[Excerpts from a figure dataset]

▽

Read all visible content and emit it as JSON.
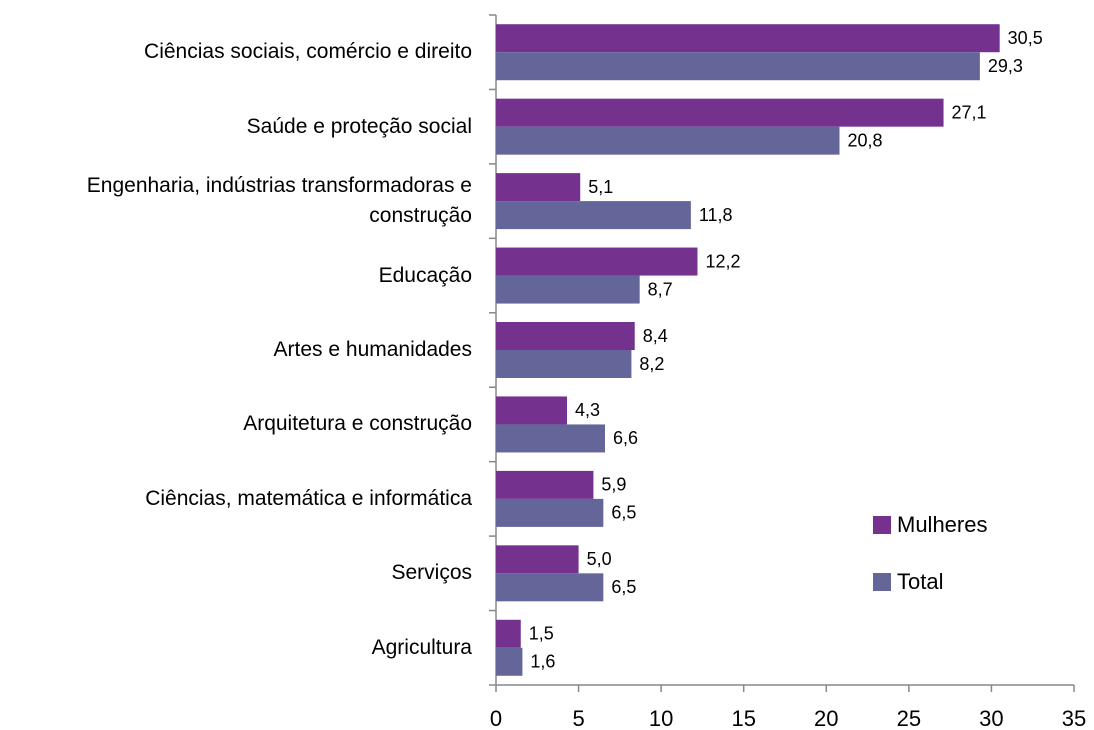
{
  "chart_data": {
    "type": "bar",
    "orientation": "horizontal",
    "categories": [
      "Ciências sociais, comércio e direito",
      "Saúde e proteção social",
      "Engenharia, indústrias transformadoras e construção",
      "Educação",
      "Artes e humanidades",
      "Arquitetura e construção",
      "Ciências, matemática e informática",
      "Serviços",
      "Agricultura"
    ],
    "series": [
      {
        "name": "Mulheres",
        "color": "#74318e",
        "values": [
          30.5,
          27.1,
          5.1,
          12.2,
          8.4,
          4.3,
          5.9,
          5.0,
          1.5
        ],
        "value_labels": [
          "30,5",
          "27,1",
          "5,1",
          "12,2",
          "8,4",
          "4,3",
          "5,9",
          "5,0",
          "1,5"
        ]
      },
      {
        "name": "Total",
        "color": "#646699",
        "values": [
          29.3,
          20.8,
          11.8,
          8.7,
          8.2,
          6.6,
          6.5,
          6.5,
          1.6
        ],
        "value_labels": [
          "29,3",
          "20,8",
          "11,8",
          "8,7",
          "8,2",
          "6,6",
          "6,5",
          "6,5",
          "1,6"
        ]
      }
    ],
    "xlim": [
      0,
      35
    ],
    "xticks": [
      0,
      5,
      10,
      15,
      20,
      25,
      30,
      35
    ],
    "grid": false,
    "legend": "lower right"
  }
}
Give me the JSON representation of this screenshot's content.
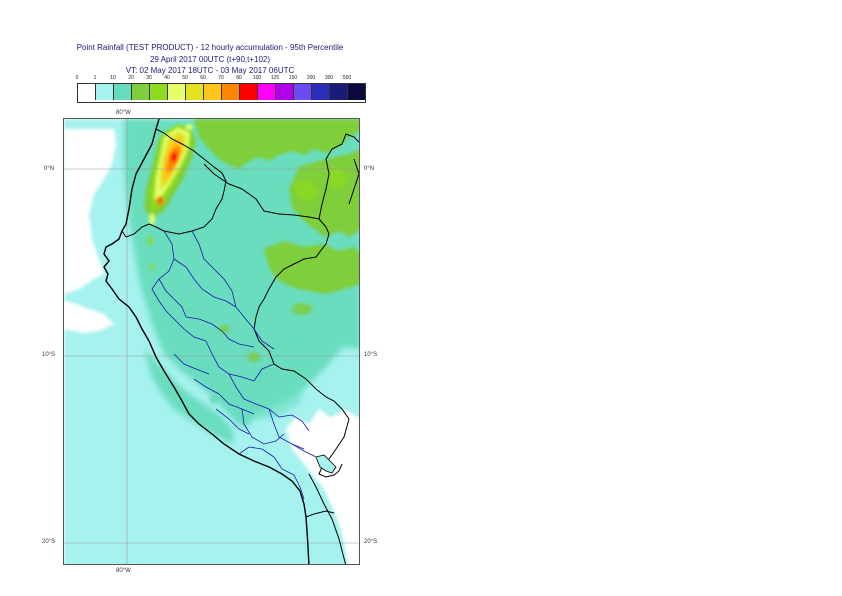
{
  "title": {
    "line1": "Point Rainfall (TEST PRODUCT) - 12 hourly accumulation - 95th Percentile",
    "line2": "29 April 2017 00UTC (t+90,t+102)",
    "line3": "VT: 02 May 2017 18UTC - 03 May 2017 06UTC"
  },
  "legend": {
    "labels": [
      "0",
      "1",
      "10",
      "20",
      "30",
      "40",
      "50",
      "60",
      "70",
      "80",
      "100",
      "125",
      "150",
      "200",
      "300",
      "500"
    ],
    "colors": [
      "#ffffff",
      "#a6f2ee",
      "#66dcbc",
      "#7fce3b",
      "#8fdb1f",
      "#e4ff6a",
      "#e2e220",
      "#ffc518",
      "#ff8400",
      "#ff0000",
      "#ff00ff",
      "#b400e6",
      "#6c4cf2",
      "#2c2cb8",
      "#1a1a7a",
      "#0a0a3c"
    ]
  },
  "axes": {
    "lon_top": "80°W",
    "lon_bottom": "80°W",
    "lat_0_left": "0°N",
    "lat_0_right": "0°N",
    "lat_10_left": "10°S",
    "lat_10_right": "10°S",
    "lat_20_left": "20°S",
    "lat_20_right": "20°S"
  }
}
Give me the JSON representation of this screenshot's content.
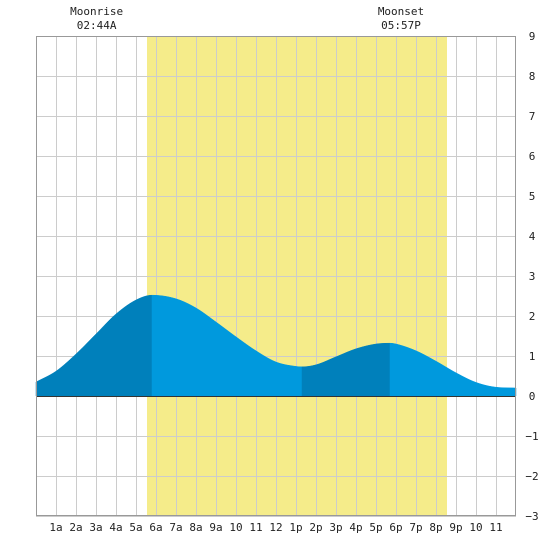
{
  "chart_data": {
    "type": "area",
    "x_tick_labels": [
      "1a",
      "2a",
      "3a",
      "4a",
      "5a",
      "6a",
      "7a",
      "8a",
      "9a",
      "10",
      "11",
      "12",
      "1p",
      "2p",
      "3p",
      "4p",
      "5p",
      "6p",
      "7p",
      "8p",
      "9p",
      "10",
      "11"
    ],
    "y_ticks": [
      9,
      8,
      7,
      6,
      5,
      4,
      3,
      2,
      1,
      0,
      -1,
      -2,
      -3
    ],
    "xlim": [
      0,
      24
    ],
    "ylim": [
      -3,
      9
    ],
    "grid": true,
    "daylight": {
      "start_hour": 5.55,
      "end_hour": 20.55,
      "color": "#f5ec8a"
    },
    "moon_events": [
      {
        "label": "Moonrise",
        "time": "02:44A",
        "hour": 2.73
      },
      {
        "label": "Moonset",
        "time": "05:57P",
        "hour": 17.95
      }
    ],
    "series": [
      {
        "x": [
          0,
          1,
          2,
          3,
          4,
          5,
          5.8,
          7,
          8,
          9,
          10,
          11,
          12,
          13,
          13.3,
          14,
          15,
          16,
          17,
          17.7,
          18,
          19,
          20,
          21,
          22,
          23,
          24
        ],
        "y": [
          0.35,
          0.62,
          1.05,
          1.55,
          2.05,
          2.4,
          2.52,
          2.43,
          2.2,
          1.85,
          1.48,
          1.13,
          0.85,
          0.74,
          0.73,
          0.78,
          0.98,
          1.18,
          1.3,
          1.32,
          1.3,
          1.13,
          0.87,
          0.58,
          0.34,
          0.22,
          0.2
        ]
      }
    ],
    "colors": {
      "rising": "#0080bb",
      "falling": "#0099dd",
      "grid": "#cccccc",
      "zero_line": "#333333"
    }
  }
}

△

__What you will do__
Identify each line in the records above containing the word "construção"; copy those lines.

__Full output__
      "Engenharia, indústrias transformadoras e construção",
      "Arquitetura e construção",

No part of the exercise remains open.